▼
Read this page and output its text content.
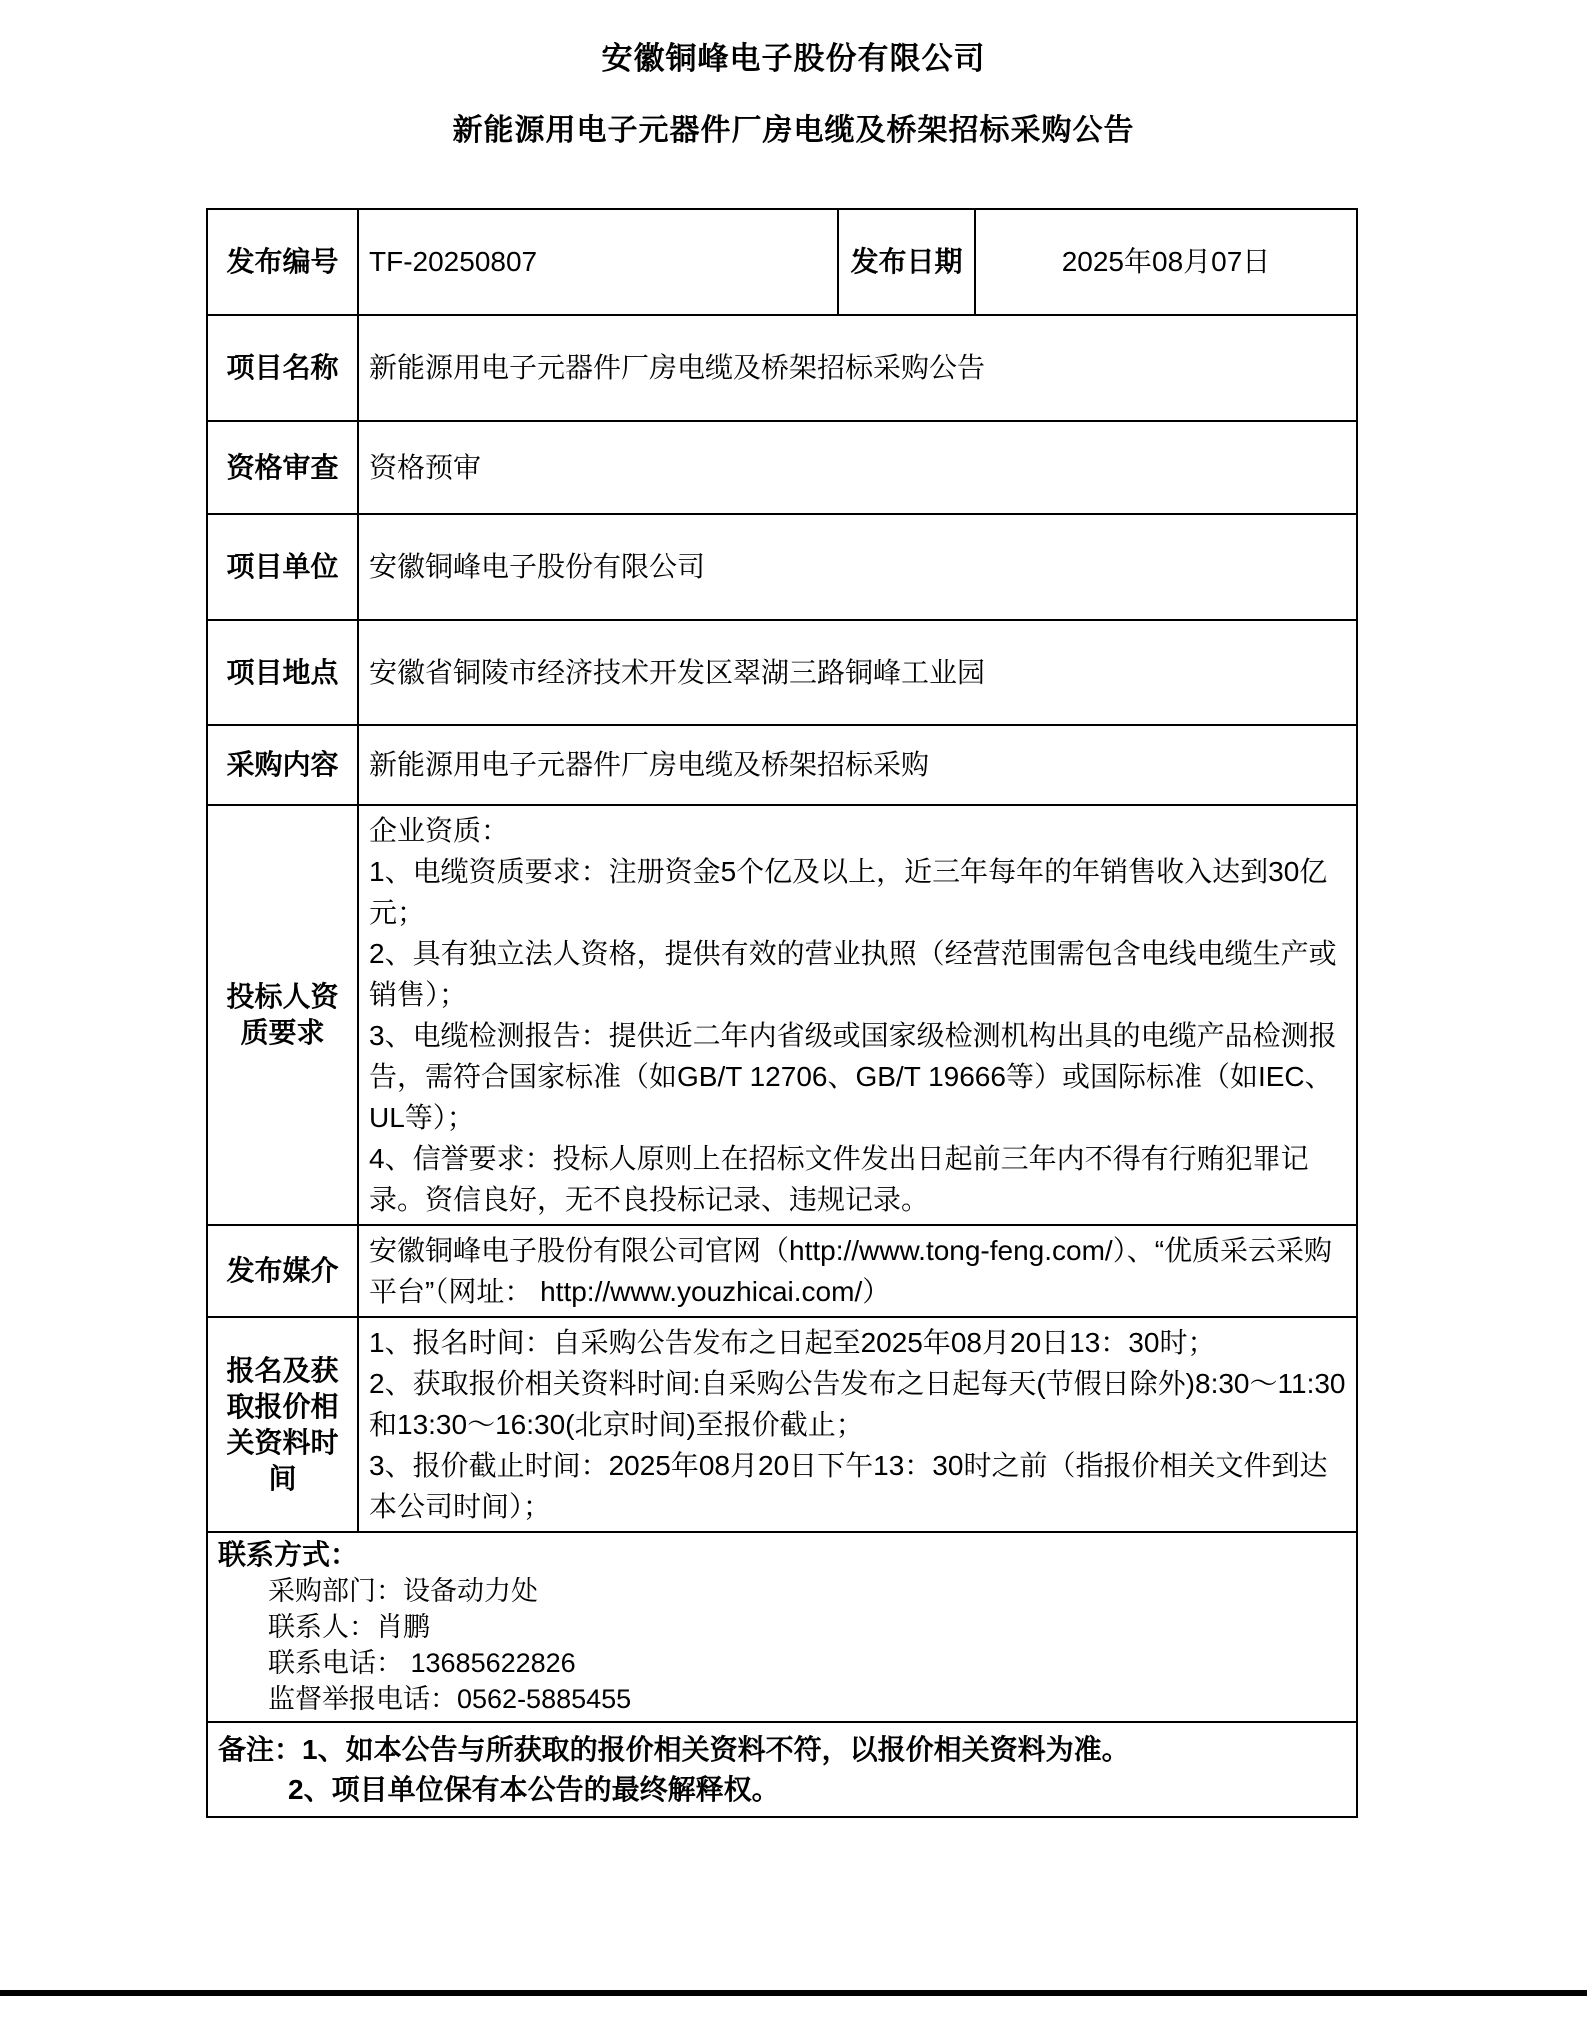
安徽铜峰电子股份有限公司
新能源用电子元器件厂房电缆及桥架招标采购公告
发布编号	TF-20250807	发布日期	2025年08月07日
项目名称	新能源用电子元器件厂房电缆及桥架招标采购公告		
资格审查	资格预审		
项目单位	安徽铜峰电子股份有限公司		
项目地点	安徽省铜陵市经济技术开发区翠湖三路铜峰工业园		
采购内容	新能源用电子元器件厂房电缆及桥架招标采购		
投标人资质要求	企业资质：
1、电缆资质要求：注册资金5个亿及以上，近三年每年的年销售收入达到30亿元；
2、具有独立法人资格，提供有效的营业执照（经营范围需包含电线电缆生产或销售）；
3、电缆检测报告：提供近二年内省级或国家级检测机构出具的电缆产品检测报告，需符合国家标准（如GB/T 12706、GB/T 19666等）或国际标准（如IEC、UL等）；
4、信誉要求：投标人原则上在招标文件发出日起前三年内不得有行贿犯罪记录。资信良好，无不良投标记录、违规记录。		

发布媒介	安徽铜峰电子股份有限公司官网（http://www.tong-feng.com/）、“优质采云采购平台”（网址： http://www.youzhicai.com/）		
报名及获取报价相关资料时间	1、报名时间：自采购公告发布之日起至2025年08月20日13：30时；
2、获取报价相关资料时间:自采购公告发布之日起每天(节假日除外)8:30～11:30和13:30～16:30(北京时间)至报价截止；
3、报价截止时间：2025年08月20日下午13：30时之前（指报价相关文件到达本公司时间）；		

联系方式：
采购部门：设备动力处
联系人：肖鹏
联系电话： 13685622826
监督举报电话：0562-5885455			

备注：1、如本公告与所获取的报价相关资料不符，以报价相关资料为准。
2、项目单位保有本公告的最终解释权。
▲
Tally how many lines of the data include the word "新能源用电子元器件厂房电缆及桥架招标采购公告". Write the number and nothing else.

The solution: 2